*** DATASET RECORDS

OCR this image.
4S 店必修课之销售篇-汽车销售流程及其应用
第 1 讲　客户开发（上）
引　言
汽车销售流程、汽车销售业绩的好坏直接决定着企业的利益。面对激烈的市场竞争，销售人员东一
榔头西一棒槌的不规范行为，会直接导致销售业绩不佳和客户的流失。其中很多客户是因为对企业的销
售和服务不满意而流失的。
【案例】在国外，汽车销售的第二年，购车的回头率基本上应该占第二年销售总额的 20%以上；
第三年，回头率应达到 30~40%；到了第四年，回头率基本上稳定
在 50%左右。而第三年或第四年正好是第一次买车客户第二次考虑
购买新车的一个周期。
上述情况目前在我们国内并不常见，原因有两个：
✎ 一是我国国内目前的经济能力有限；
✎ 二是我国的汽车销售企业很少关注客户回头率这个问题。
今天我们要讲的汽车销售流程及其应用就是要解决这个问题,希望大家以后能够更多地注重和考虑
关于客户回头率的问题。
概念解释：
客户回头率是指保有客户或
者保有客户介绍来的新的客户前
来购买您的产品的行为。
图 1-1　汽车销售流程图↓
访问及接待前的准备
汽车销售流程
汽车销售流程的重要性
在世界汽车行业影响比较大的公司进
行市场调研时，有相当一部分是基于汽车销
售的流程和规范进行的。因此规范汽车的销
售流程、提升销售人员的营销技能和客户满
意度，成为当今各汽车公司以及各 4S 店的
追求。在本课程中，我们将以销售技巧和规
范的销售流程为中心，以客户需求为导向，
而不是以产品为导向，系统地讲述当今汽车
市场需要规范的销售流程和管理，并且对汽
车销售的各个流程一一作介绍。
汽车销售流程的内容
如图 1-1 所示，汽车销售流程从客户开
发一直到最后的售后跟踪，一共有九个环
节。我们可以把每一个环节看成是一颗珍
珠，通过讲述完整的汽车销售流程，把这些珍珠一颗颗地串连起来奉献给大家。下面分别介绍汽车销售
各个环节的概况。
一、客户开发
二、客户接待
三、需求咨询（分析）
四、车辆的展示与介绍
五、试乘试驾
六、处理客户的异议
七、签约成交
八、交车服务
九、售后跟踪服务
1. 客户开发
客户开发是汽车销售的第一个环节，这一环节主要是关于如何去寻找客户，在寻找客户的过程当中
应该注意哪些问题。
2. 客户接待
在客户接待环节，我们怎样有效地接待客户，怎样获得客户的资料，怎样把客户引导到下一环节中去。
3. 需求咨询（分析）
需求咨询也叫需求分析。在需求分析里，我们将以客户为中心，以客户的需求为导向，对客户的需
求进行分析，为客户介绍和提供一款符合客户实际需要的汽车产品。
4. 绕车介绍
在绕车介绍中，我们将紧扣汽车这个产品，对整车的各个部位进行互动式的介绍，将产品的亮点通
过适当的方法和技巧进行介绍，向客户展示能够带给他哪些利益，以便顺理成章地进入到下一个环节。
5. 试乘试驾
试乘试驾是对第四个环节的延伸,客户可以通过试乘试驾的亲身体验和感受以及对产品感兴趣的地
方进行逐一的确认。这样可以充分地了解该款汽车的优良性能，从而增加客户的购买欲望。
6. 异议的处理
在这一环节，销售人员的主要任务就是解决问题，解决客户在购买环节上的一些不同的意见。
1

******

Copy out the data shown above without altering anything.

OCR this image.
4S 店必修课之销售篇-汽车销售流程及其应用
第 1 讲　客户开发（上）
引　言
汽车销售流程、汽车销售业绩的好坏直接决定着企业的利益。面对激烈的市场竞争，销售人员东一
榔头西一棒槌的不规范行为，会直接导致销售业绩不佳和客户的流失。其中很多客户是因为对企业的销
售和服务不满意而流失的。
【案例】在国外，汽车销售的第二年，购车的回头率基本上应该占第二年销售总额的 20%以上；
第三年，回头率应达到 30~40%；到了第四年，回头率基本上稳定
在 50%左右。而第三年或第四年正好是第一次买车客户第二次考虑
购买新车的一个周期。
上述情况目前在我们国内并不常见，原因有两个：
✎ 一是我国国内目前的经济能力有限；
✎ 二是我国的汽车销售企业很少关注客户回头率这个问题。
今天我们要讲的汽车销售流程及其应用就是要解决这个问题,希望大家以后能够更多地注重和考虑
关于客户回头率的问题。
概念解释：
客户回头率是指保有客户或
者保有客户介绍来的新的客户前
来购买您的产品的行为。
图 1-1　汽车销售流程图↓
访问及接待前的准备
汽车销售流程
汽车销售流程的重要性
在世界汽车行业影响比较大的公司进
行市场调研时，有相当一部分是基于汽车销
售的流程和规范进行的。因此规范汽车的销
售流程、提升销售人员的营销技能和客户满
意度，成为当今各汽车公司以及各 4S 店的
追求。在本课程中，我们将以销售技巧和规
范的销售流程为中心，以客户需求为导向，
而不是以产品为导向，系统地讲述当今汽车
市场需要规范的销售流程和管理，并且对汽
车销售的各个流程一一作介绍。
汽车销售流程的内容
如图 1-1 所示，汽车销售流程从客户开
发一直到最后的售后跟踪，一共有九个环
节。我们可以把每一个环节看成是一颗珍
珠，通过讲述完整的汽车销售流程，把这些珍珠一颗颗地串连起来奉献给大家。下面分别介绍汽车销售
各个环节的概况。
一、客户开发
二、客户接待
三、需求咨询（分析）
四、车辆的展示与介绍
五、试乘试驾
六、处理客户的异议
七、签约成交
八、交车服务
九、售后跟踪服务
1. 客户开发
客户开发是汽车销售的第一个环节，这一环节主要是关于如何去寻找客户，在寻找客户的过程当中
应该注意哪些问题。
2. 客户接待
在客户接待环节，我们怎样有效地接待客户，怎样获得客户的资料，怎样把客户引导到下一环节中去。
3. 需求咨询（分析）
需求咨询也叫需求分析。在需求分析里，我们将以客户为中心，以客户的需求为导向，对客户的需
求进行分析，为客户介绍和提供一款符合客户实际需要的汽车产品。
4. 绕车介绍
在绕车介绍中，我们将紧扣汽车这个产品，对整车的各个部位进行互动式的介绍，将产品的亮点通
过适当的方法和技巧进行介绍，向客户展示能够带给他哪些利益，以便顺理成章地进入到下一个环节。
5. 试乘试驾
试乘试驾是对第四个环节的延伸,客户可以通过试乘试驾的亲身体验和感受以及对产品感兴趣的地
方进行逐一的确认。这样可以充分地了解该款汽车的优良性能，从而增加客户的购买欲望。
6. 异议的处理
在这一环节，销售人员的主要任务就是解决问题，解决客户在购买环节上的一些不同的意见。
1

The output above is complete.